Stored data
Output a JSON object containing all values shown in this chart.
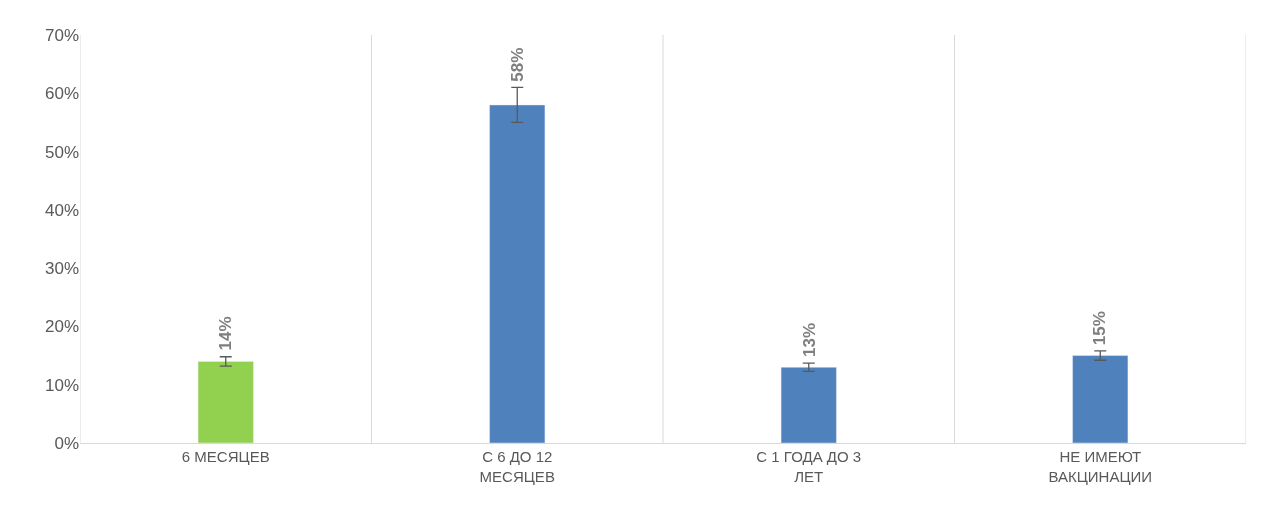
{
  "chart_data": {
    "type": "bar",
    "categories": [
      "6 МЕСЯЦЕВ",
      "С 6 ДО 12 МЕСЯЦЕВ",
      "С 1 ГОДА ДО 3 ЛЕТ",
      "НЕ ИМЕЮТ ВАКЦИНАЦИИ"
    ],
    "values": [
      14,
      58,
      13,
      15
    ],
    "colors": [
      "#92d050",
      "#4f81bd",
      "#4f81bd",
      "#4f81bd"
    ],
    "errors": [
      0.8,
      3,
      0.7,
      0.8
    ],
    "value_labels": [
      "14%",
      "58%",
      "13%",
      "15%"
    ],
    "ylim": [
      0,
      70
    ],
    "yticks": [
      {
        "value": 0,
        "label": "0%"
      },
      {
        "value": 10,
        "label": "10%"
      },
      {
        "value": 20,
        "label": "20%"
      },
      {
        "value": 30,
        "label": "30%"
      },
      {
        "value": 40,
        "label": "40%"
      },
      {
        "value": 50,
        "label": "50%"
      },
      {
        "value": 60,
        "label": "60%"
      },
      {
        "value": 70,
        "label": "70%"
      }
    ],
    "grid": "x",
    "legend": false
  }
}
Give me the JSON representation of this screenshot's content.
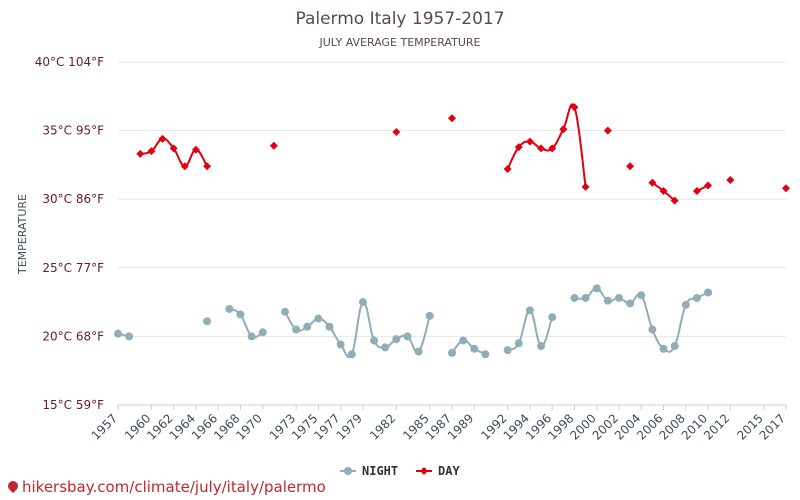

EXERCISE -
Write out the records above once more, word for word, with no pictures.

THE OUTPUT -
Output a JSON object containing all values shown in this chart.
{
  "chart_data": {
    "type": "bar",
    "categories": [
      "6 МЕСЯЦЕВ",
      "С 6 ДО 12 МЕСЯЦЕВ",
      "С 1 ГОДА ДО 3 ЛЕТ",
      "НЕ ИМЕЮТ ВАКЦИНАЦИИ"
    ],
    "values": [
      14,
      58,
      13,
      15
    ],
    "colors": [
      "#92d050",
      "#4f81bd",
      "#4f81bd",
      "#4f81bd"
    ],
    "errors": [
      0.8,
      3,
      0.7,
      0.8
    ],
    "value_labels": [
      "14%",
      "58%",
      "13%",
      "15%"
    ],
    "ylim": [
      0,
      70
    ],
    "yticks": [
      {
        "value": 0,
        "label": "0%"
      },
      {
        "value": 10,
        "label": "10%"
      },
      {
        "value": 20,
        "label": "20%"
      },
      {
        "value": 30,
        "label": "30%"
      },
      {
        "value": 40,
        "label": "40%"
      },
      {
        "value": 50,
        "label": "50%"
      },
      {
        "value": 60,
        "label": "60%"
      },
      {
        "value": 70,
        "label": "70%"
      }
    ],
    "grid": "x",
    "legend": false
  }
}
Give me the JSON representation of this screenshot's content.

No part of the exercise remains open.